Copy nothing but the text: reproduce each line of the listing exactly and leave the pictures out.

(Dataset rows about figures)

[BEGIN]

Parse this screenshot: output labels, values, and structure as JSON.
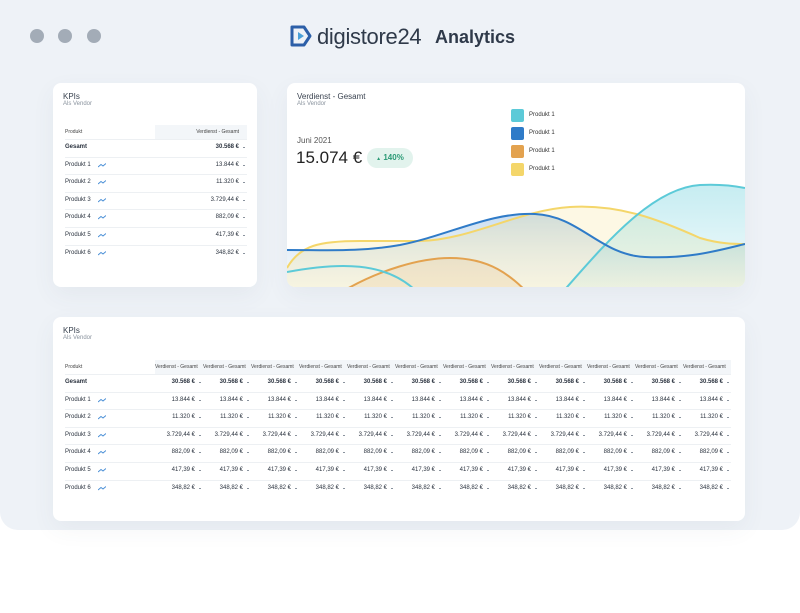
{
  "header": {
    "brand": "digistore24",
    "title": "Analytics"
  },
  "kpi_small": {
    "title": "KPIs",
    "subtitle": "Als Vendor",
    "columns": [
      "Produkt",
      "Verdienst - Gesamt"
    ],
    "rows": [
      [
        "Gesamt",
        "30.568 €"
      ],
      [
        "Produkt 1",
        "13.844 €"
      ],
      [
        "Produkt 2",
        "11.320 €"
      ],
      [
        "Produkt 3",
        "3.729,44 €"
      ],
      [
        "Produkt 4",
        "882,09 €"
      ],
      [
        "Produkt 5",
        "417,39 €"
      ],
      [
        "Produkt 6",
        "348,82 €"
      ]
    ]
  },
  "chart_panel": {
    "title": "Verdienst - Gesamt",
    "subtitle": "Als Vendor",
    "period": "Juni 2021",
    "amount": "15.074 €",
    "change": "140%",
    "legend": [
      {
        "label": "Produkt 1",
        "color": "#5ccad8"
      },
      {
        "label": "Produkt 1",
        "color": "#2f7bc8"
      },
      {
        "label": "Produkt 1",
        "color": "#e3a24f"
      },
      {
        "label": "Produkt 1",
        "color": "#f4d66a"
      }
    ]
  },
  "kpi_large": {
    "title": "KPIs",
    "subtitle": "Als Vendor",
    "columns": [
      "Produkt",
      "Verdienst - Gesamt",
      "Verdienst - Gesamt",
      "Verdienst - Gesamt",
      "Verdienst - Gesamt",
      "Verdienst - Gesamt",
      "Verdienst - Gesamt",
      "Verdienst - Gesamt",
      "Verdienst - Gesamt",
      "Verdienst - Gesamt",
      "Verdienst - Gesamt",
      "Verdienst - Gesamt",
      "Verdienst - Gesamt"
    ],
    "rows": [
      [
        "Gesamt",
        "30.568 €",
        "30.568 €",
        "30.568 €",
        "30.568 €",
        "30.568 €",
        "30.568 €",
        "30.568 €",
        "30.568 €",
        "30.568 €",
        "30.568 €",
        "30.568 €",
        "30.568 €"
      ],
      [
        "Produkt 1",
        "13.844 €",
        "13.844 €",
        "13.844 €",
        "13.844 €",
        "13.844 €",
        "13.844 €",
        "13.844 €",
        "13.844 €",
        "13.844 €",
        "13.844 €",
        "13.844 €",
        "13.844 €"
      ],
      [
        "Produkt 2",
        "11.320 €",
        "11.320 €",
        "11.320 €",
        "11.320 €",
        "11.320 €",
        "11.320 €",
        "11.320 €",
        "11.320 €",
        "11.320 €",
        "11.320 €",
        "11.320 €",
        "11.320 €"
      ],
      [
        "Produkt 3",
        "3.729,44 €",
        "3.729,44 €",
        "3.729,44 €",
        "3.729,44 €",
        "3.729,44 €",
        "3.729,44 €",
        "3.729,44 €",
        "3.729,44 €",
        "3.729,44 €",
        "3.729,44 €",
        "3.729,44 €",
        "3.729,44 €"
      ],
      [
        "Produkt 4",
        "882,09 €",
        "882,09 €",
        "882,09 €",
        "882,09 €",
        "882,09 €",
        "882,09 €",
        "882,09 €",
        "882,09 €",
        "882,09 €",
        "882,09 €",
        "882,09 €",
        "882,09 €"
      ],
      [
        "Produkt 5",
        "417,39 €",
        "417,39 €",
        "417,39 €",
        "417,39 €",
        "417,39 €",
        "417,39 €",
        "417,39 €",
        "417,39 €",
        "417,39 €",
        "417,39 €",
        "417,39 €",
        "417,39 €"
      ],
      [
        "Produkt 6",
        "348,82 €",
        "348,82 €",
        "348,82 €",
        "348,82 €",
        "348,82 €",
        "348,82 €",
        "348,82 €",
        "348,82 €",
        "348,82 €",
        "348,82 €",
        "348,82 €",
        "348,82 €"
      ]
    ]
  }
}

[END]

▸ REPLY
Parse this screenshot: output labels, values, and structure as JSON.
{
  "header": {
    "brand": "digistore24",
    "title": "Analytics"
  },
  "kpi_small": {
    "title": "KPIs",
    "subtitle": "Als Vendor",
    "columns": [
      "Produkt",
      "Verdienst - Gesamt"
    ],
    "rows": [
      [
        "Gesamt",
        "30.568 €"
      ],
      [
        "Produkt 1",
        "13.844 €"
      ],
      [
        "Produkt 2",
        "11.320 €"
      ],
      [
        "Produkt 3",
        "3.729,44 €"
      ],
      [
        "Produkt 4",
        "882,09 €"
      ],
      [
        "Produkt 5",
        "417,39 €"
      ],
      [
        "Produkt 6",
        "348,82 €"
      ]
    ]
  },
  "chart_panel": {
    "title": "Verdienst - Gesamt",
    "subtitle": "Als Vendor",
    "period": "Juni 2021",
    "amount": "15.074 €",
    "change": "140%",
    "legend": [
      {
        "label": "Produkt 1",
        "color": "#5ccad8"
      },
      {
        "label": "Produkt 1",
        "color": "#2f7bc8"
      },
      {
        "label": "Produkt 1",
        "color": "#e3a24f"
      },
      {
        "label": "Produkt 1",
        "color": "#f4d66a"
      }
    ]
  },
  "kpi_large": {
    "title": "KPIs",
    "subtitle": "Als Vendor",
    "columns": [
      "Produkt",
      "Verdienst - Gesamt",
      "Verdienst - Gesamt",
      "Verdienst - Gesamt",
      "Verdienst - Gesamt",
      "Verdienst - Gesamt",
      "Verdienst - Gesamt",
      "Verdienst - Gesamt",
      "Verdienst - Gesamt",
      "Verdienst - Gesamt",
      "Verdienst - Gesamt",
      "Verdienst - Gesamt",
      "Verdienst - Gesamt"
    ],
    "rows": [
      [
        "Gesamt",
        "30.568 €",
        "30.568 €",
        "30.568 €",
        "30.568 €",
        "30.568 €",
        "30.568 €",
        "30.568 €",
        "30.568 €",
        "30.568 €",
        "30.568 €",
        "30.568 €",
        "30.568 €"
      ],
      [
        "Produkt 1",
        "13.844 €",
        "13.844 €",
        "13.844 €",
        "13.844 €",
        "13.844 €",
        "13.844 €",
        "13.844 €",
        "13.844 €",
        "13.844 €",
        "13.844 €",
        "13.844 €",
        "13.844 €"
      ],
      [
        "Produkt 2",
        "11.320 €",
        "11.320 €",
        "11.320 €",
        "11.320 €",
        "11.320 €",
        "11.320 €",
        "11.320 €",
        "11.320 €",
        "11.320 €",
        "11.320 €",
        "11.320 €",
        "11.320 €"
      ],
      [
        "Produkt 3",
        "3.729,44 €",
        "3.729,44 €",
        "3.729,44 €",
        "3.729,44 €",
        "3.729,44 €",
        "3.729,44 €",
        "3.729,44 €",
        "3.729,44 €",
        "3.729,44 €",
        "3.729,44 €",
        "3.729,44 €",
        "3.729,44 €"
      ],
      [
        "Produkt 4",
        "882,09 €",
        "882,09 €",
        "882,09 €",
        "882,09 €",
        "882,09 €",
        "882,09 €",
        "882,09 €",
        "882,09 €",
        "882,09 €",
        "882,09 €",
        "882,09 €",
        "882,09 €"
      ],
      [
        "Produkt 5",
        "417,39 €",
        "417,39 €",
        "417,39 €",
        "417,39 €",
        "417,39 €",
        "417,39 €",
        "417,39 €",
        "417,39 €",
        "417,39 €",
        "417,39 €",
        "417,39 €",
        "417,39 €"
      ],
      [
        "Produkt 6",
        "348,82 €",
        "348,82 €",
        "348,82 €",
        "348,82 €",
        "348,82 €",
        "348,82 €",
        "348,82 €",
        "348,82 €",
        "348,82 €",
        "348,82 €",
        "348,82 €",
        "348,82 €"
      ]
    ]
  }
}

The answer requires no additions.